─── MATERIAL PROVIDED ───
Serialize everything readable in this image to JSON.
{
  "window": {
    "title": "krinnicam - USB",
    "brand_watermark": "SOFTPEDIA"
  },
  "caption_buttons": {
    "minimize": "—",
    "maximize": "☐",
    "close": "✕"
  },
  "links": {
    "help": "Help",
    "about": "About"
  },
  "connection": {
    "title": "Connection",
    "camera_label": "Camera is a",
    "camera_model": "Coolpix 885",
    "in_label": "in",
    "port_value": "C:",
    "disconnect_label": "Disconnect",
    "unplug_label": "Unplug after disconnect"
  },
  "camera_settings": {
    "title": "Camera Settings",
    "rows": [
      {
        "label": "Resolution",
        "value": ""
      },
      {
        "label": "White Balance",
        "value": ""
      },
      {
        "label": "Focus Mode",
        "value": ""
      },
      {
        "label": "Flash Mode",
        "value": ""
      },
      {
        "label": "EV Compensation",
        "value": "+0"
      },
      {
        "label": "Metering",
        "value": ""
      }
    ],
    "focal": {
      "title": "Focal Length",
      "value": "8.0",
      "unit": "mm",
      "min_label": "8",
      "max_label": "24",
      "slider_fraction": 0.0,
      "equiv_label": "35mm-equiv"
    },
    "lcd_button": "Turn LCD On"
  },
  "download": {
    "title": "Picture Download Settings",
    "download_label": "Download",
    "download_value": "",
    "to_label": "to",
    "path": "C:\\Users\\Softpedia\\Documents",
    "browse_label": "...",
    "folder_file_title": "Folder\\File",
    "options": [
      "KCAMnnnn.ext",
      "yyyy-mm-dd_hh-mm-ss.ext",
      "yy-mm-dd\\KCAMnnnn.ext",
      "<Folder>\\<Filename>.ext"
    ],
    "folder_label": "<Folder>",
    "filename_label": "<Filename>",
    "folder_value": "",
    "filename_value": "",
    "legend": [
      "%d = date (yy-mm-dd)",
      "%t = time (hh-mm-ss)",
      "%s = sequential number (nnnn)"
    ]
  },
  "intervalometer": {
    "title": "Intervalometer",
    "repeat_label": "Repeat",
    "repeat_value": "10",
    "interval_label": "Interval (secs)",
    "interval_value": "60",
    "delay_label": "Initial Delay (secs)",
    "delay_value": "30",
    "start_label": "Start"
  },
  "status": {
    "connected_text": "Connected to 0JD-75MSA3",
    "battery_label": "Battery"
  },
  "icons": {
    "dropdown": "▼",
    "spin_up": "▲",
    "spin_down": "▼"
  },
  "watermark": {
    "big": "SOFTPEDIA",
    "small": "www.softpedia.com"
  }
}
───
▸ **GOAL OF THE EXERCISE**
Each entry above is to be quoted exactly.

▸ **EXERCISE RESULT**
Serialize everything readable in this image to JSON.
{
  "window": {
    "title": "krinnicam - USB",
    "brand_watermark": "SOFTPEDIA"
  },
  "caption_buttons": {
    "minimize": "—",
    "maximize": "☐",
    "close": "✕"
  },
  "links": {
    "help": "Help",
    "about": "About"
  },
  "connection": {
    "title": "Connection",
    "camera_label": "Camera is a",
    "camera_model": "Coolpix 885",
    "in_label": "in",
    "port_value": "C:",
    "disconnect_label": "Disconnect",
    "unplug_label": "Unplug after disconnect"
  },
  "camera_settings": {
    "title": "Camera Settings",
    "rows": [
      {
        "label": "Resolution",
        "value": ""
      },
      {
        "label": "White Balance",
        "value": ""
      },
      {
        "label": "Focus Mode",
        "value": ""
      },
      {
        "label": "Flash Mode",
        "value": ""
      },
      {
        "label": "EV Compensation",
        "value": "+0"
      },
      {
        "label": "Metering",
        "value": ""
      }
    ],
    "focal": {
      "title": "Focal Length",
      "value": "8.0",
      "unit": "mm",
      "min_label": "8",
      "max_label": "24",
      "slider_fraction": 0.0,
      "equiv_label": "35mm-equiv"
    },
    "lcd_button": "Turn LCD On"
  },
  "download": {
    "title": "Picture Download Settings",
    "download_label": "Download",
    "download_value": "",
    "to_label": "to",
    "path": "C:\\Users\\Softpedia\\Documents",
    "browse_label": "...",
    "folder_file_title": "Folder\\File",
    "options": [
      "KCAMnnnn.ext",
      "yyyy-mm-dd_hh-mm-ss.ext",
      "yy-mm-dd\\KCAMnnnn.ext",
      "<Folder>\\<Filename>.ext"
    ],
    "folder_label": "<Folder>",
    "filename_label": "<Filename>",
    "folder_value": "",
    "filename_value": "",
    "legend": [
      "%d = date (yy-mm-dd)",
      "%t = time (hh-mm-ss)",
      "%s = sequential number (nnnn)"
    ]
  },
  "intervalometer": {
    "title": "Intervalometer",
    "repeat_label": "Repeat",
    "repeat_value": "10",
    "interval_label": "Interval (secs)",
    "interval_value": "60",
    "delay_label": "Initial Delay (secs)",
    "delay_value": "30",
    "start_label": "Start"
  },
  "status": {
    "connected_text": "Connected to 0JD-75MSA3",
    "battery_label": "Battery"
  },
  "icons": {
    "dropdown": "▼",
    "spin_up": "▲",
    "spin_down": "▼"
  },
  "watermark": {
    "big": "SOFTPEDIA",
    "small": "www.softpedia.com"
  }
}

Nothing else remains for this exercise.